* EXERCISE DETAILS
Identify every line in the records below that contains the word "text", and copy each of those lines.

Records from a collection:
==*==

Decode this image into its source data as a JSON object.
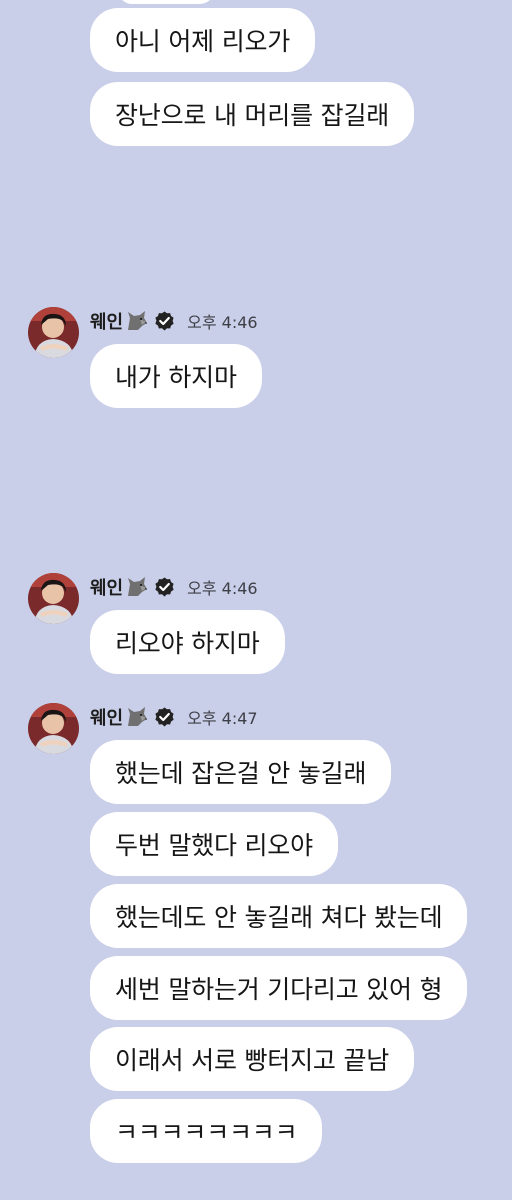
{
  "colors": {
    "background": "#c9cfe9",
    "bubble": "#ffffff",
    "text": "#161616",
    "badge": "#222222"
  },
  "icons": {
    "wolf": "wolf-emoji-icon",
    "verified": "verified-check-icon",
    "avatar": "profile-photo"
  },
  "messages_top": [
    {
      "text": "아니 어제 리오가"
    },
    {
      "text": "장난으로 내 머리를 잡길래"
    }
  ],
  "groups": [
    {
      "sender": "웨인",
      "time": "오후 4:46",
      "messages": [
        {
          "text": "내가 하지마"
        }
      ]
    },
    {
      "sender": "웨인",
      "time": "오후 4:46",
      "messages": [
        {
          "text": "리오야 하지마"
        }
      ]
    },
    {
      "sender": "웨인",
      "time": "오후 4:47",
      "messages": [
        {
          "text": "했는데 잡은걸 안 놓길래"
        },
        {
          "text": "두번 말했다 리오야"
        },
        {
          "text": "했는데도 안 놓길래 쳐다 봤는데"
        },
        {
          "text": "세번 말하는거 기다리고 있어 형"
        },
        {
          "text": "이래서 서로 빵터지고 끝남"
        },
        {
          "text": "ㅋㅋㅋㅋㅋㅋㅋㅋ"
        }
      ]
    }
  ]
}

==*==

* COMPLETE RESPONSE
    "text": "#161616",
      "text": "아니 어제 리오가"
      "text": "장난으로 내 머리를 잡길래"
          "text": "내가 하지마"
          "text": "리오야 하지마"
          "text": "했는데 잡은걸 안 놓길래"
          "text": "두번 말했다 리오야"
          "text": "했는데도 안 놓길래 쳐다 봤는데"
          "text": "세번 말하는거 기다리고 있어 형"
          "text": "이래서 서로 빵터지고 끝남"
          "text": "ㅋㅋㅋㅋㅋㅋㅋㅋ"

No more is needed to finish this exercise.